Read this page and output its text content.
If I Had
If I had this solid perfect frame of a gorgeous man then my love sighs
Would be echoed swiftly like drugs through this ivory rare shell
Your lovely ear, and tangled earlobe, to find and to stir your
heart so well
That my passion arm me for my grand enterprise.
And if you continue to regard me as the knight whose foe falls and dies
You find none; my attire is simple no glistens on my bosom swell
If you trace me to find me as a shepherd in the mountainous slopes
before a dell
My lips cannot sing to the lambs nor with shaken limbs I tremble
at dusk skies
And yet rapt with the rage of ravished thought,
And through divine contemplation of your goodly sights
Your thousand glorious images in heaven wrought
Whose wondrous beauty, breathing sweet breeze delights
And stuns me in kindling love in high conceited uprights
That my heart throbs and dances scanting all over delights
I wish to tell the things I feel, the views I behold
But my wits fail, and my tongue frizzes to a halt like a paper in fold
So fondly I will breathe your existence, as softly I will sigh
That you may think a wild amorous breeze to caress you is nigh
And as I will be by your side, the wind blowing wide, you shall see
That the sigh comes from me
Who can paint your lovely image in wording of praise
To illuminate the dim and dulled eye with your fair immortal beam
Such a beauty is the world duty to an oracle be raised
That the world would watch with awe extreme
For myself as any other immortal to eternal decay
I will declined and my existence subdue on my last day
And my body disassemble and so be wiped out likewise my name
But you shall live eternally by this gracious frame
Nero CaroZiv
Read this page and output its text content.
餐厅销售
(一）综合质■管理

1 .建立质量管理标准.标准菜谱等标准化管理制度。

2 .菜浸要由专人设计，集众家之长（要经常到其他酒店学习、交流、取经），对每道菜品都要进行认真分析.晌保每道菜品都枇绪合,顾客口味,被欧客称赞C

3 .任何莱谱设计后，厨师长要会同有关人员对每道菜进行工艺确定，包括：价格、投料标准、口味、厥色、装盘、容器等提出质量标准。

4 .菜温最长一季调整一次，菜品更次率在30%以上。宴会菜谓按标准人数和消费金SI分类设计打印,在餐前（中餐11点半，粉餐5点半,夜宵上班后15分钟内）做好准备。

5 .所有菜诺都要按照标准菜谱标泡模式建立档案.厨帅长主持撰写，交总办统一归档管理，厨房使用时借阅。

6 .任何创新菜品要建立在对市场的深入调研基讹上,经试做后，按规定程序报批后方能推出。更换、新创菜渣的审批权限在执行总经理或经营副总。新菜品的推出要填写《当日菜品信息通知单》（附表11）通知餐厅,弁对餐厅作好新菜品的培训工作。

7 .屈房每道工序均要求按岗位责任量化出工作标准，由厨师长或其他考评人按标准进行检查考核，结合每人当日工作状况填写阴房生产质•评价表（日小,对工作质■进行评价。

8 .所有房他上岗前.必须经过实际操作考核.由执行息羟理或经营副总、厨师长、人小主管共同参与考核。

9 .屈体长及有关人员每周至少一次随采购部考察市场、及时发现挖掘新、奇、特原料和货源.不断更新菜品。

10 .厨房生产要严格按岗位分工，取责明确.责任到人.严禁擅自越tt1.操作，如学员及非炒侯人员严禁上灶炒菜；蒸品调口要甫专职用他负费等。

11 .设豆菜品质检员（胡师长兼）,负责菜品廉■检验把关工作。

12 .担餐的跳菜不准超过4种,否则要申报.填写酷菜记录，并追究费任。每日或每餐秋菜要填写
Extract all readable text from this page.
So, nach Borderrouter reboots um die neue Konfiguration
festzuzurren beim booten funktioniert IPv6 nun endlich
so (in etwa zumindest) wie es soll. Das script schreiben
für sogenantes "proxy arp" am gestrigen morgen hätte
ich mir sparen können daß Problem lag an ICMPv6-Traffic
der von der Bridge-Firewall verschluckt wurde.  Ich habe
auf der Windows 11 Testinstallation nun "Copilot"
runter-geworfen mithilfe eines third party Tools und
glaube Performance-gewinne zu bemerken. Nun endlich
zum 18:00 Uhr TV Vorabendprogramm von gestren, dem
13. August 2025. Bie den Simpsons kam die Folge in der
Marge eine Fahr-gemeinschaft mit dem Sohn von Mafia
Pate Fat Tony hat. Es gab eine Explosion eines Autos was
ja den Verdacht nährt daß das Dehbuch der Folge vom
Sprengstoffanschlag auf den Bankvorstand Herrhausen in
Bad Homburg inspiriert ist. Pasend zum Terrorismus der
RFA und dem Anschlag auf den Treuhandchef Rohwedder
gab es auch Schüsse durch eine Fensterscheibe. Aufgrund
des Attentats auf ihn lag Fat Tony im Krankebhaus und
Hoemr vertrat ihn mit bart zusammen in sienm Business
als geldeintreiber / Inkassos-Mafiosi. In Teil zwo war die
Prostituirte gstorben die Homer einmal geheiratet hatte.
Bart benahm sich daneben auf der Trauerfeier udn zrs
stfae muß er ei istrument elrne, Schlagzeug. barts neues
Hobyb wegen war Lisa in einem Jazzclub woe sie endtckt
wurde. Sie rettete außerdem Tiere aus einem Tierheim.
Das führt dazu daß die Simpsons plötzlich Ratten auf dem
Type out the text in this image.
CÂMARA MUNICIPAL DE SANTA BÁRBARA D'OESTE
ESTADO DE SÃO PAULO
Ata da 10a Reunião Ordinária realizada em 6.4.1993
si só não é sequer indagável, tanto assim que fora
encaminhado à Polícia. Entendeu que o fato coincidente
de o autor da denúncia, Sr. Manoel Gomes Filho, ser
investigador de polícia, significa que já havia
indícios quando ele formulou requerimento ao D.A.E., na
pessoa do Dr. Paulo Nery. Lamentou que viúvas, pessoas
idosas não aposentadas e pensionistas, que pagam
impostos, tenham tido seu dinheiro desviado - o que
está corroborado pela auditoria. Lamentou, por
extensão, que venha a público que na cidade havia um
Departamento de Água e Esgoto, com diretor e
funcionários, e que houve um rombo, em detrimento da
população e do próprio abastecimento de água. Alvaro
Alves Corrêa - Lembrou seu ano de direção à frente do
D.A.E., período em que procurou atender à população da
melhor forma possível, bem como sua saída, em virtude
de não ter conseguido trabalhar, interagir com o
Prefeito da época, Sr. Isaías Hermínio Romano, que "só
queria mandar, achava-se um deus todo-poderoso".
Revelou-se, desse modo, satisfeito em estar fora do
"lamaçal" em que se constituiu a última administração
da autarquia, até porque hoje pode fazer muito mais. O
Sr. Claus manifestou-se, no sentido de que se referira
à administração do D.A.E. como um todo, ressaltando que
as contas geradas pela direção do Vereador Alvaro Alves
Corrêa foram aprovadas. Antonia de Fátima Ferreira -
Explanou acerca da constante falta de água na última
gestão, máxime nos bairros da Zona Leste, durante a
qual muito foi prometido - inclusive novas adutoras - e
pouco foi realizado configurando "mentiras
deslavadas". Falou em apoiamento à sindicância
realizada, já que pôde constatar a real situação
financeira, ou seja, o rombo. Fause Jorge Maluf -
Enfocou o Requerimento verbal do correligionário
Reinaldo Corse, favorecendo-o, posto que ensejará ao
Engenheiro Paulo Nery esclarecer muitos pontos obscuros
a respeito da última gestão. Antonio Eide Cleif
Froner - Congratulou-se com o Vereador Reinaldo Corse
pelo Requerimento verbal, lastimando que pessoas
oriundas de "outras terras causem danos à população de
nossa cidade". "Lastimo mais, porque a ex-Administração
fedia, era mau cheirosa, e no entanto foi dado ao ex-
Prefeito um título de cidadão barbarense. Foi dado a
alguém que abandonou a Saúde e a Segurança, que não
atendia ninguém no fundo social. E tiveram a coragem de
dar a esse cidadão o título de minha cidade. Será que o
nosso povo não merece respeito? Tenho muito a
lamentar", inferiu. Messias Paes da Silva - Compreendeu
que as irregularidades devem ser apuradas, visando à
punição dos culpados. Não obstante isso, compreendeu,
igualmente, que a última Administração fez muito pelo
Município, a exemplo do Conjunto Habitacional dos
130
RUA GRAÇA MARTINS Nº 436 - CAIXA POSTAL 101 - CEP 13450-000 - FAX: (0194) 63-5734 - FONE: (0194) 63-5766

**Required task**: In the entries above, find each line with the word "shall" and copy it.

**Answer below**:
And as I will be by your side, the wind blowing wide, you shall see
But you shall live eternally by this gracious frame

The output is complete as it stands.